Aim A: In the listing below, retype the lines starting at the line that contains "recipe-line: 3. Свеж (1229, 406, 1252, 414)" and ending at the line that contains "post-text-line: 😍 ... (764, 315, 805, 334)", with both of those lines included.

Passage shown:
++++
21:39 today I think I need to get over there in the evenings as every time I try to do a fast lap the cars hold me up ! Had one just stop on a roundabout today that nearly had me piling into the side of it


----------



## slowmotion (27 Apr 2014)

32 minutes anti-clockwise but I always stop for a double expresso at the top of Broomfield Hill in the car park and admire the dogs. I try and beat my speed down Broomfield everytime I go but I have only managed 29.6 mph to date. Overall, I'm entirely unimpressive.


----------



## Shut Up Legs (27 Apr 2014)

Just to satisfy my curiousity: is the circuit Queens Rd, Dark Hill, Priory Lane and then Sawyers Hill? That seems to be about the 6.7 mile length.


----------



## Cuchilo (28 Apr 2014)

It can be from where you start really . There are so many lap segments to pick from and people seem to be adding more to strava every time I go there .


----------



## jefmcg (28 Apr 2014)

Yup, start anywhere, either direction following this line http://app.strava.com/segments/1120601

(I don't think I've got under 29 minutes yet :-( )
++++
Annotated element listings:
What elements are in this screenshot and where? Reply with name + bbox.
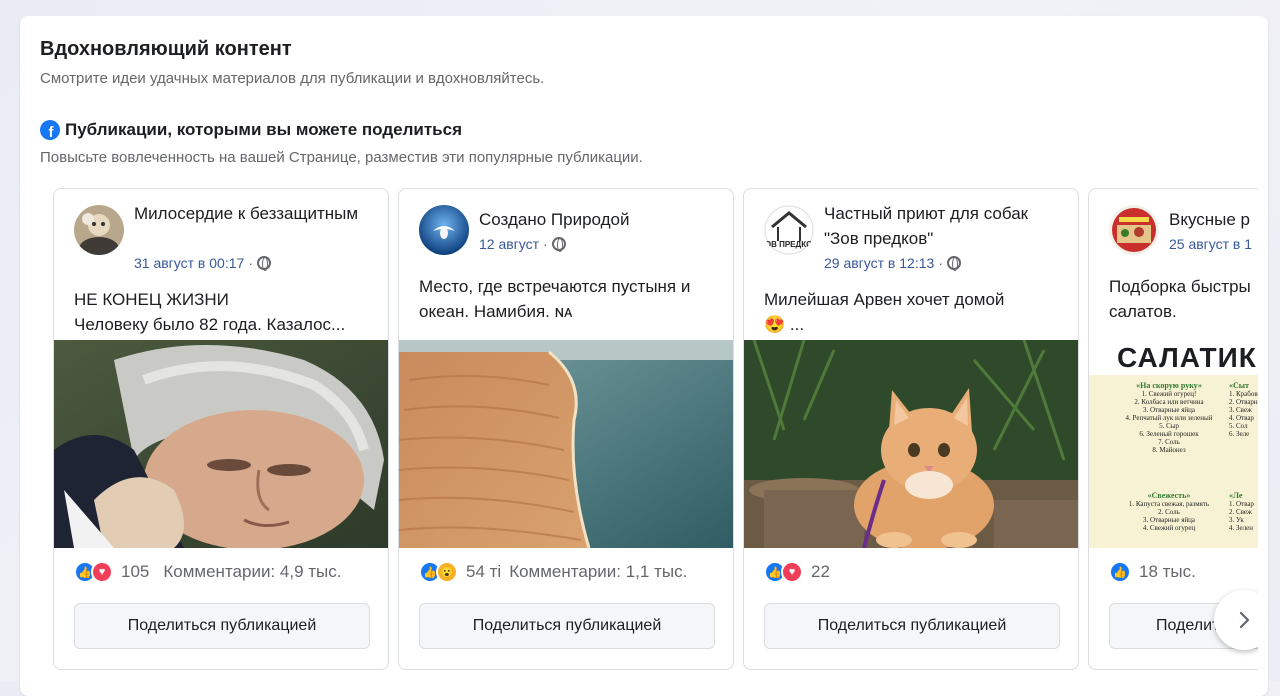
recipe-line: 3. Свеж (1229, 406, 1252, 414)
facebook-icon: f (40, 120, 60, 140)
chevron-right-icon (1239, 611, 1250, 629)
recipe-line: 8. Майонез (1152, 446, 1186, 454)
comment-count[interactable]: Комментарии: 4,9 тыс. (163, 562, 341, 582)
page-avatar[interactable] (74, 205, 124, 255)
post-image[interactable]: САЛАТИКИ «На скорую руку» 1. Свежий огур… (1089, 340, 1258, 548)
separator: · (248, 255, 253, 271)
globe-icon (256, 256, 271, 271)
reaction-count: 54 ті (466, 562, 502, 581)
page-name[interactable]: Милосердие к беззащитным (134, 201, 374, 226)
image-title: САЛАТИКИ (1089, 340, 1258, 375)
recipe-title: «Сыт (1229, 381, 1249, 390)
share-post-button[interactable]: Поделиться публикацией (74, 603, 370, 649)
page-avatar[interactable] (1109, 205, 1159, 255)
recipe-line: 2. Соль (1158, 508, 1180, 516)
recipe-line: 4. Репчатый лук или зеленый (1125, 414, 1213, 422)
reaction-summary[interactable]: 👍 ♥ 105 Комментарии: 4,9 тыс. (74, 561, 341, 583)
page-name[interactable]: Создано Природой (479, 207, 719, 232)
recipe-line: 3. Ук (1229, 516, 1244, 524)
post-text-line: 😍 ... (764, 315, 805, 334)
share-post-button[interactable]: Поделиться публикацией (764, 603, 1060, 649)
post-meta: 29 август в 12:13 · (824, 255, 961, 271)
post-text-line: Человеку было 82 года. Казалос... (74, 315, 346, 334)
post-text-line: океан. Намибия. ɴᴀ (419, 302, 573, 321)
page-name[interactable]: Частный приют для собак "Зов предков" (824, 201, 1064, 251)
recipe-line: 4. Свежий огурец (1142, 524, 1196, 532)
recipe-line: 1. Отвар (1229, 500, 1254, 508)
page-title: Вдохновляющий контент (40, 38, 292, 60)
comment-count[interactable]: Комментарии: 1,1 тыс. (509, 562, 687, 582)
post-text-line: НЕ КОНЕЦ ЖИЗНИ (74, 290, 229, 309)
post-image[interactable] (399, 340, 733, 548)
post-image[interactable] (744, 340, 1078, 548)
post-carousel: Милосердие к беззащитным 31 август в 00:… (53, 188, 1258, 678)
like-icon: 👍 (1109, 561, 1131, 583)
separator: · (938, 255, 943, 271)
reaction-summary[interactable]: 👍 18 тыс. К (1109, 561, 1258, 583)
post-date[interactable]: 29 август в 12:13 (824, 255, 934, 271)
avatar-logo-text: ЗОВ ПРЕДКОВ (764, 240, 814, 249)
recipe-line: 2. Колбаса или ветчина (1134, 398, 1204, 406)
reaction-summary[interactable]: 👍 ♥ 22 (764, 561, 844, 583)
share-post-button[interactable]: Поделиться публикацией (419, 603, 715, 649)
post-date[interactable]: 12 август (479, 236, 539, 252)
recipe-line: 1. Свежий огурец! (1141, 390, 1197, 398)
separator: · (543, 236, 548, 252)
post-text-line: Место, где встречаются пустыня и (419, 277, 691, 296)
wow-icon: 😮 (436, 561, 458, 583)
post-image[interactable] (54, 340, 388, 548)
page-name[interactable]: Вкусные р (1169, 207, 1258, 232)
post-meta: 25 август в 1 (1169, 236, 1252, 252)
recipe-line: 4. Зелен (1229, 524, 1253, 532)
recipe-title: «Свежесть» (1147, 491, 1191, 500)
recipe-title: «Ле (1229, 491, 1243, 500)
reaction-summary[interactable]: 👍 😮 54 ті Комментарии: 1,1 тыс. (419, 561, 687, 583)
heart-icon: ♥ (781, 561, 803, 583)
recipe-line: 1. Капуста свежая, размять (1128, 500, 1210, 508)
globe-icon (551, 237, 566, 252)
section-title-text: Публикации, которыми вы можете поделитьс… (65, 120, 462, 139)
page-subtitle: Смотрите идеи удачных материалов для пуб… (40, 70, 545, 87)
post-text: Место, где встречаются пустыня и океан. … (419, 274, 719, 324)
heart-icon: ♥ (91, 561, 113, 583)
post-meta: 12 август · (479, 236, 566, 252)
recipe-line: 5. Сыр (1159, 422, 1179, 430)
post-text: Подборка быстры салатов. (1109, 274, 1258, 324)
page-avatar[interactable]: ЗОВ ПРЕДКОВ (764, 205, 814, 255)
recipe-line: 3. Отварные яйца (1142, 406, 1196, 414)
recipe-title: «На скорую руку» (1136, 381, 1202, 390)
reaction-count: 22 (811, 562, 830, 581)
reaction-count: 105 (121, 562, 150, 581)
recipe-line: 3. Отварные яйца (1142, 516, 1196, 524)
reaction-count: 18 тыс. (1139, 562, 1196, 581)
post-meta: 31 август в 00:17 · (134, 255, 271, 271)
post-date[interactable]: 31 август в 00:17 (134, 255, 244, 271)
recipe-line: 1. Крабовы (1229, 390, 1258, 398)
post-date[interactable]: 25 август в 1 (1169, 236, 1252, 252)
section-subtitle: Повысьте вовлеченность на вашей Странице… (40, 149, 643, 166)
post-text-line: салатов. (1109, 302, 1177, 321)
post-card: Милосердие к беззащитным 31 август в 00:… (53, 188, 389, 670)
globe-icon (946, 256, 961, 271)
inspiration-panel: Вдохновляющий контент Смотрите идеи удач… (20, 16, 1268, 696)
recipe-panel: «На скорую руку» 1. Свежий огурец! 2. Ко… (1089, 375, 1258, 548)
post-card: ЗОВ ПРЕДКОВ Частный приют для собак "Зов… (743, 188, 1079, 670)
recipe-line: 4. Отвар (1229, 414, 1254, 422)
recipe-line: 2. Свеж (1229, 508, 1252, 516)
post-text: НЕ КОНЕЦ ЖИЗНИ Человеку было 82 года. Ка… (74, 287, 374, 337)
section-title: f Публикации, которыми вы можете поделит… (40, 120, 462, 140)
recipe-line: 5. Сол (1229, 422, 1248, 430)
recipe-line: 7. Соль (1158, 438, 1180, 446)
post-text-line: Милейшая Арвен хочет домой (764, 290, 1005, 309)
recipe-line: 6. Зеле (1229, 430, 1250, 438)
post-text: Милейшая Арвен хочет домой 😍 ... (764, 287, 1064, 337)
page-avatar[interactable] (419, 205, 469, 255)
post-text-line: Подборка быстры (1109, 277, 1251, 296)
recipe-line: 2. Отварн (1229, 398, 1258, 406)
post-card: Создано Природой 12 август · Место, где … (398, 188, 734, 670)
recipe-line: 6. Зеленый горошек (1139, 430, 1199, 438)
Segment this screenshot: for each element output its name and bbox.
++++
Aim B: List every username that appears as a post heading in the cycling forum thread above.

Task answer A:
recipe-line: 3. Свеж (1229, 406, 1252, 414)
facebook-icon: f (40, 120, 60, 140)
chevron-right-icon (1239, 611, 1250, 629)
recipe-line: 8. Майонез (1152, 446, 1186, 454)
comment-count[interactable]: Комментарии: 4,9 тыс. (163, 562, 341, 582)
page-avatar[interactable] (74, 205, 124, 255)
post-image[interactable]: САЛАТИКИ «На скорую руку» 1. Свежий огур… (1089, 340, 1258, 548)
separator: · (248, 255, 253, 271)
globe-icon (256, 256, 271, 271)
reaction-count: 54 ті (466, 562, 502, 581)
page-name[interactable]: Милосердие к беззащитным (134, 201, 374, 226)
image-title: САЛАТИКИ (1089, 340, 1258, 375)
recipe-title: «Сыт (1229, 381, 1249, 390)
share-post-button[interactable]: Поделиться публикацией (74, 603, 370, 649)
page-avatar[interactable] (1109, 205, 1159, 255)
recipe-line: 2. Соль (1158, 508, 1180, 516)
recipe-line: 4. Репчатый лук или зеленый (1125, 414, 1213, 422)
reaction-summary[interactable]: 👍 ♥ 105 Комментарии: 4,9 тыс. (74, 561, 341, 583)
page-name[interactable]: Создано Природой (479, 207, 719, 232)
recipe-line: 3. Ук (1229, 516, 1244, 524)
post-text-line: 😍 ... (764, 315, 805, 334)

Task answer B: slowmotion, Shut Up Legs, Cuchilo, jefmcg